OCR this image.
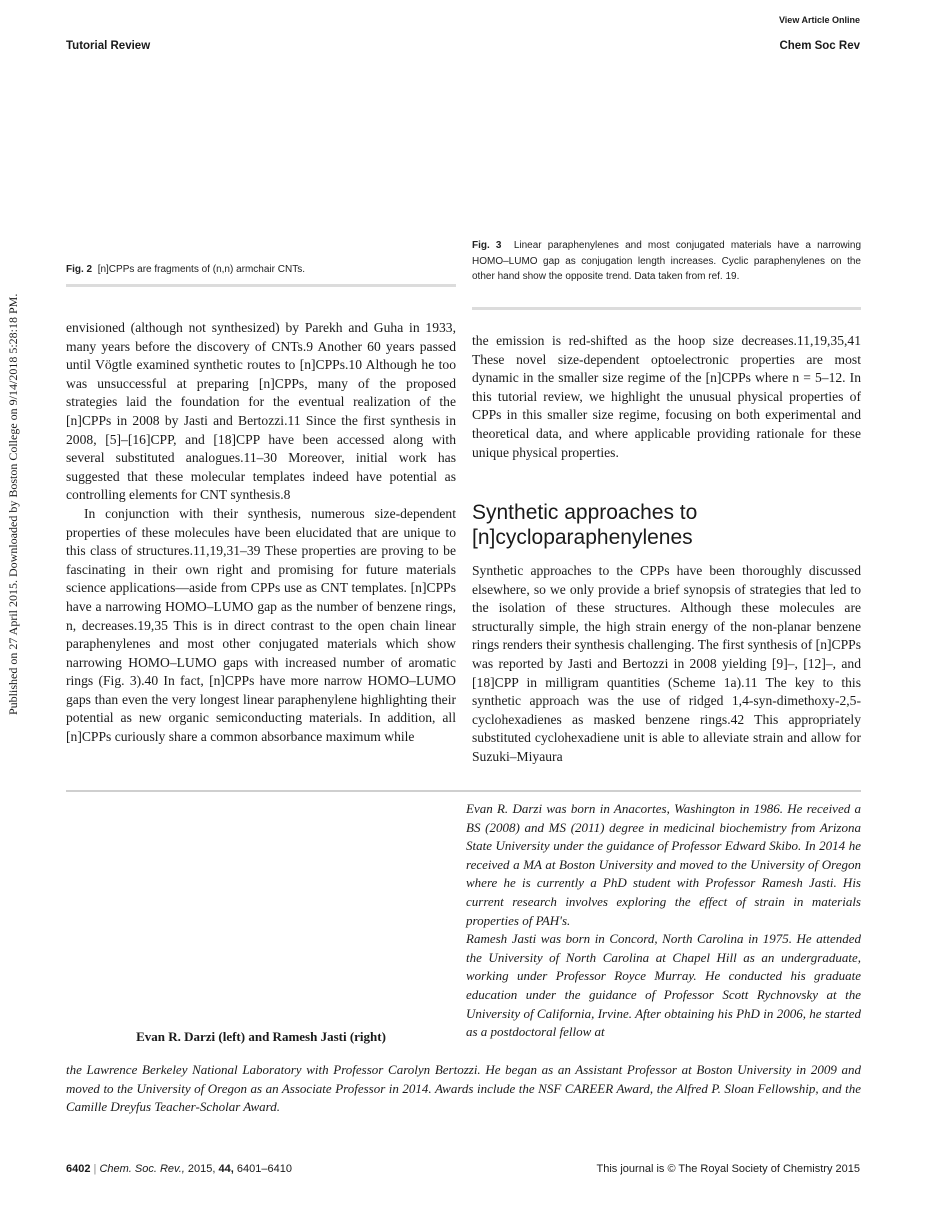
View Article Online
Tutorial Review	Chem Soc Rev
Published on 27 April 2015. Downloaded by Boston College on 9/14/2018 5:28:18 PM.
Fig. 2 [n]CPPs are fragments of (n,n) armchair CNTs.
Fig. 3 Linear paraphenylenes and most conjugated materials have a narrowing HOMO–LUMO gap as conjugation length increases. Cyclic paraphenylenes on the other hand show the opposite trend. Data taken from ref. 19.

envisioned (although not synthesized) by Parekh and Guha in 1933, many years before the discovery of CNTs.9 Another 60 years passed until Vögtle examined synthetic routes to [n]CPPs.10 Although he too was unsuccessful at preparing [n]CPPs, many of the proposed strategies laid the foundation for the eventual realization of the [n]CPPs in 2008 by Jasti and Bertozzi.11 Since the first synthesis in 2008, [5]–[16]CPP, and [18]CPP have been accessed along with several substituted analogues.11–30 Moreover, initial work has suggested that these molecular templates indeed have potential as controlling elements for CNT synthesis.8

In conjunction with their synthesis, numerous size-dependent properties of these molecules have been elucidated that are unique to this class of structures.11,19,31–39 These properties are proving to be fascinating in their own right and promising for future materials science applications—aside from CPPs use as CNT templates. [n]CPPs have a narrowing HOMO–LUMO gap as the number of benzene rings, n, decreases.19,35 This is in direct contrast to the open chain linear paraphenylenes and most other conjugated materials which show narrowing HOMO–LUMO gaps with increased number of aromatic rings (Fig. 3).40 In fact, [n]CPPs have more narrow HOMO–LUMO gaps than even the very longest linear paraphenylene highlighting their potential as new organic semiconducting materials. In addition, all [n]CPPs curiously share a common absorbance maximum while

the emission is red-shifted as the hoop size decreases.11,19,35,41 These novel size-dependent optoelectronic properties are most dynamic in the smaller size regime of the [n]CPPs where n = 5–12. In this tutorial review, we highlight the unusual physical properties of CPPs in this smaller size regime, focusing on both experimental and theoretical data, and where applicable providing rationale for these unique physical properties.

Synthetic approaches to [n]cycloparaphenylenes

Synthetic approaches to the CPPs have been thoroughly discussed elsewhere, so we only provide a brief synopsis of strategies that led to the isolation of these structures. Although these molecules are structurally simple, the high strain energy of the non-planar benzene rings renders their synthesis challenging. The first synthesis of [n]CPPs was reported by Jasti and Bertozzi in 2008 yielding [9]–, [12]–, and [18]CPP in milligram quantities (Scheme 1a).11 The key to this synthetic approach was the use of ridged 1,4-syn-dimethoxy-2,5-cyclohexadienes as masked benzene rings.42 This appropriately substituted cyclohexadiene unit is able to alleviate strain and allow for Suzuki–Miyaura

Evan R. Darzi was born in Anacortes, Washington in 1986. He received a BS (2008) and MS (2011) degree in medicinal biochemistry from Arizona State University under the guidance of Professor Edward Skibo. In 2014 he received a MA at Boston University and moved to the University of Oregon where he is currently a PhD student with Professor Ramesh Jasti. His current research involves exploring the effect of strain in materials properties of PAH's.

Ramesh Jasti was born in Concord, North Carolina in 1975. He attended the University of North Carolina at Chapel Hill as an undergraduate, working under Professor Royce Murray. He conducted his graduate education under the guidance of Professor Scott Rychnovsky at the University of California, Irvine. After obtaining his PhD in 2006, he started as a postdoctoral fellow at

Evan R. Darzi (left) and Ramesh Jasti (right)

the Lawrence Berkeley National Laboratory with Professor Carolyn Bertozzi. He began as an Assistant Professor at Boston University in 2009 and moved to the University of Oregon as an Associate Professor in 2014. Awards include the NSF CAREER Award, the Alfred P. Sloan Fellowship, and the Camille Dreyfus Teacher-Scholar Award.

6402 | Chem. Soc. Rev., 2015, 44, 6401–6410	This journal is © The Royal Society of Chemistry 2015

### Problem
Reproduce the material in its entirety and word for word, without the pictures.

### The reply
OCR this image.
View Article Online
Tutorial Review	Chem Soc Rev
Published on 27 April 2015. Downloaded by Boston College on 9/14/2018 5:28:18 PM.
Fig. 2 [n]CPPs are fragments of (n,n) armchair CNTs.
Fig. 3 Linear paraphenylenes and most conjugated materials have a narrowing HOMO–LUMO gap as conjugation length increases. Cyclic paraphenylenes on the other hand show the opposite trend. Data taken from ref. 19.

envisioned (although not synthesized) by Parekh and Guha in 1933, many years before the discovery of CNTs.9 Another 60 years passed until Vögtle examined synthetic routes to [n]CPPs.10 Although he too was unsuccessful at preparing [n]CPPs, many of the proposed strategies laid the foundation for the eventual realization of the [n]CPPs in 2008 by Jasti and Bertozzi.11 Since the first synthesis in 2008, [5]–[16]CPP, and [18]CPP have been accessed along with several substituted analogues.11–30 Moreover, initial work has suggested that these molecular templates indeed have potential as controlling elements for CNT synthesis.8

In conjunction with their synthesis, numerous size-dependent properties of these molecules have been elucidated that are unique to this class of structures.11,19,31–39 These properties are proving to be fascinating in their own right and promising for future materials science applications—aside from CPPs use as CNT templates. [n]CPPs have a narrowing HOMO–LUMO gap as the number of benzene rings, n, decreases.19,35 This is in direct contrast to the open chain linear paraphenylenes and most other conjugated materials which show narrowing HOMO–LUMO gaps with increased number of aromatic rings (Fig. 3).40 In fact, [n]CPPs have more narrow HOMO–LUMO gaps than even the very longest linear paraphenylene highlighting their potential as new organic semiconducting materials. In addition, all [n]CPPs curiously share a common absorbance maximum while

the emission is red-shifted as the hoop size decreases.11,19,35,41 These novel size-dependent optoelectronic properties are most dynamic in the smaller size regime of the [n]CPPs where n = 5–12. In this tutorial review, we highlight the unusual physical properties of CPPs in this smaller size regime, focusing on both experimental and theoretical data, and where applicable providing rationale for these unique physical properties.

Synthetic approaches to [n]cycloparaphenylenes

Synthetic approaches to the CPPs have been thoroughly discussed elsewhere, so we only provide a brief synopsis of strategies that led to the isolation of these structures. Although these molecules are structurally simple, the high strain energy of the non-planar benzene rings renders their synthesis challenging. The first synthesis of [n]CPPs was reported by Jasti and Bertozzi in 2008 yielding [9]–, [12]–, and [18]CPP in milligram quantities (Scheme 1a).11 The key to this synthetic approach was the use of ridged 1,4-syn-dimethoxy-2,5-cyclohexadienes as masked benzene rings.42 This appropriately substituted cyclohexadiene unit is able to alleviate strain and allow for Suzuki–Miyaura

Evan R. Darzi was born in Anacortes, Washington in 1986. He received a BS (2008) and MS (2011) degree in medicinal biochemistry from Arizona State University under the guidance of Professor Edward Skibo. In 2014 he received a MA at Boston University and moved to the University of Oregon where he is currently a PhD student with Professor Ramesh Jasti. His current research involves exploring the effect of strain in materials properties of PAH's.

Ramesh Jasti was born in Concord, North Carolina in 1975. He attended the University of North Carolina at Chapel Hill as an undergraduate, working under Professor Royce Murray. He conducted his graduate education under the guidance of Professor Scott Rychnovsky at the University of California, Irvine. After obtaining his PhD in 2006, he started as a postdoctoral fellow at

Evan R. Darzi (left) and Ramesh Jasti (right)

the Lawrence Berkeley National Laboratory with Professor Carolyn Bertozzi. He began as an Assistant Professor at Boston University in 2009 and moved to the University of Oregon as an Associate Professor in 2014. Awards include the NSF CAREER Award, the Alfred P. Sloan Fellowship, and the Camille Dreyfus Teacher-Scholar Award.

6402 | Chem. Soc. Rev., 2015, 44, 6401–6410	This journal is © The Royal Society of Chemistry 2015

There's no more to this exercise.